→ RECORDS TO USE:
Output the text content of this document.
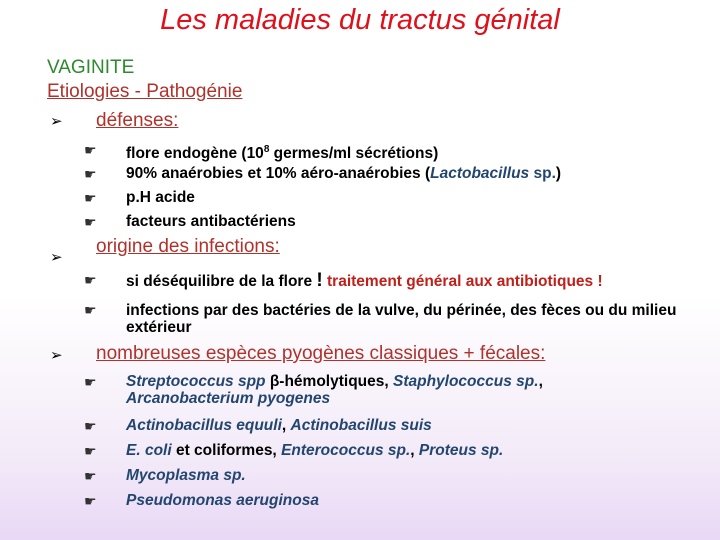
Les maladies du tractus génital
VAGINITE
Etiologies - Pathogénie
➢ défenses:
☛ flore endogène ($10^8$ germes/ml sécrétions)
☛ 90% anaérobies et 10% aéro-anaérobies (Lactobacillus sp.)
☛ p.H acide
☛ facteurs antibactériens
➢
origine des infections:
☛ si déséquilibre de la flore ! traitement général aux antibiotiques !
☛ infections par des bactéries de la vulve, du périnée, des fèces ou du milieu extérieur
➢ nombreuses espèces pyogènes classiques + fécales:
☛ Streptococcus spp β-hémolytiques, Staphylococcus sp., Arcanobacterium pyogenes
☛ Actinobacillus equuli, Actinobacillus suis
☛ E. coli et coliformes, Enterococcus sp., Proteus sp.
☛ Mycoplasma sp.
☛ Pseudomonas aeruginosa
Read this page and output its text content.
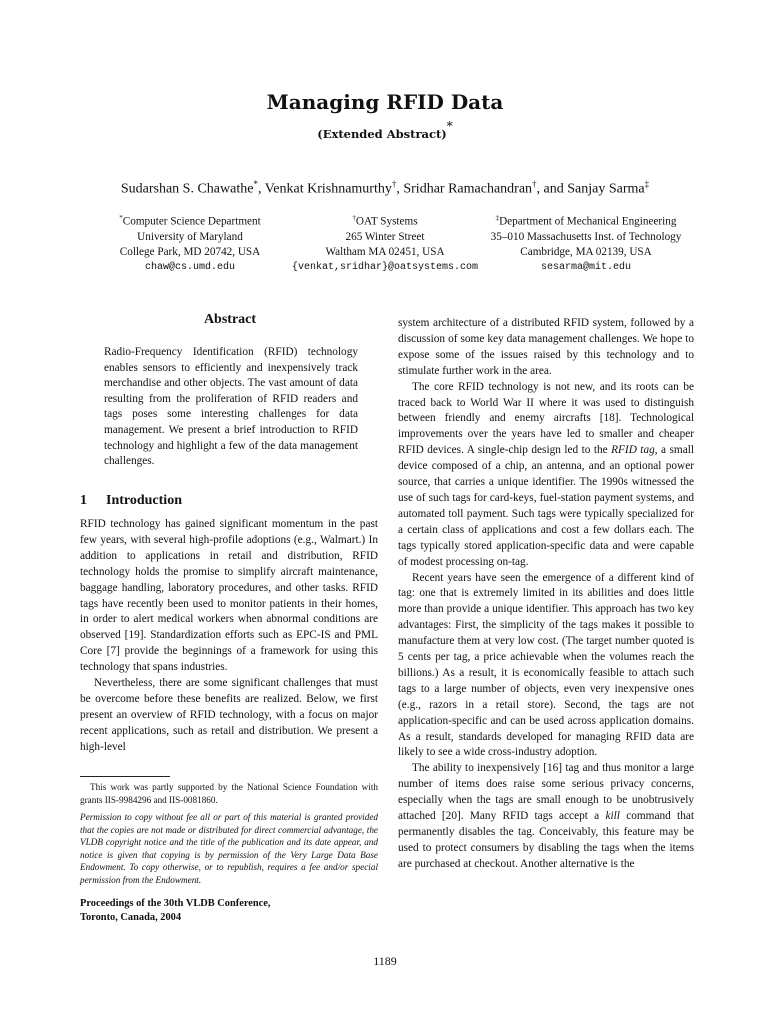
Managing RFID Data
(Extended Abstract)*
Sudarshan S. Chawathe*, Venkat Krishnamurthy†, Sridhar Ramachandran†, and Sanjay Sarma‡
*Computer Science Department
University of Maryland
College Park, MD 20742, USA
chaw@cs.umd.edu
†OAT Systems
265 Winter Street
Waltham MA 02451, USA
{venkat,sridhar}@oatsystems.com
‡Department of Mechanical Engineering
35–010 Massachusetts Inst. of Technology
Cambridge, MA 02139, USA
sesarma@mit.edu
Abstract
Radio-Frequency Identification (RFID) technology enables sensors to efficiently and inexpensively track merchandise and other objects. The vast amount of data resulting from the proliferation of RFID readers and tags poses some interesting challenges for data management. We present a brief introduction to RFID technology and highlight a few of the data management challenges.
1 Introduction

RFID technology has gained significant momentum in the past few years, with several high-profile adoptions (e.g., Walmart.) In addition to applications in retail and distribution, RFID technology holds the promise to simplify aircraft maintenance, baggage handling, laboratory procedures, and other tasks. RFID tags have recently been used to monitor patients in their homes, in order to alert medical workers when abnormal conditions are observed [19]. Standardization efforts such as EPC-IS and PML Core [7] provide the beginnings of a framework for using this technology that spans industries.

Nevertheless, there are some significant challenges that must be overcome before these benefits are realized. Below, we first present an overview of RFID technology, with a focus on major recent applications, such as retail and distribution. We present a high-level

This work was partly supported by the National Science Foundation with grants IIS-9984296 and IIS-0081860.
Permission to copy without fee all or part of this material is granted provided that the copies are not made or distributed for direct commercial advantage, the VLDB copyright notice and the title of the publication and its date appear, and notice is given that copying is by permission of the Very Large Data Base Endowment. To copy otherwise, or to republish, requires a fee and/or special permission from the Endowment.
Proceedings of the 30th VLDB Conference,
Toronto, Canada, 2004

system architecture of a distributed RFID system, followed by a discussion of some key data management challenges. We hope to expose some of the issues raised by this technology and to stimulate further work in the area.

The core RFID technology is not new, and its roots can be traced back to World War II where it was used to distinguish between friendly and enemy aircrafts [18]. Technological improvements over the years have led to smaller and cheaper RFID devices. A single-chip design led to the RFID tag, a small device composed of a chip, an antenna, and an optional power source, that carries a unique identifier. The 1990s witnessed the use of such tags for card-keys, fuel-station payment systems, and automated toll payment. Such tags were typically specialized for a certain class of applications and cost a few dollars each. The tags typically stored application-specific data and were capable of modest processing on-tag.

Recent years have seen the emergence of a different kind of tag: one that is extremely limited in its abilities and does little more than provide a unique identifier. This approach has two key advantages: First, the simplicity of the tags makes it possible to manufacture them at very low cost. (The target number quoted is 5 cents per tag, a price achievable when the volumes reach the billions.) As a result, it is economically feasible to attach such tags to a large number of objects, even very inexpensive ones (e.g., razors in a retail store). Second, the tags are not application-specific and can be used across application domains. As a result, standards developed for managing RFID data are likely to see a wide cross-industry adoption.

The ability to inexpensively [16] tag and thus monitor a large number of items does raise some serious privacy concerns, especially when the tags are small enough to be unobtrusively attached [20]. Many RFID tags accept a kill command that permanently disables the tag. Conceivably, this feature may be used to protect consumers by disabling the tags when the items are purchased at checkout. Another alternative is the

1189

→ YOUR ASSIGNMENT: Wherever the string "Department" occurs in the data, copy the line that holds it.

→ FINAL ANSWER:
*Computer Science Department
‡Department of Mechanical Engineering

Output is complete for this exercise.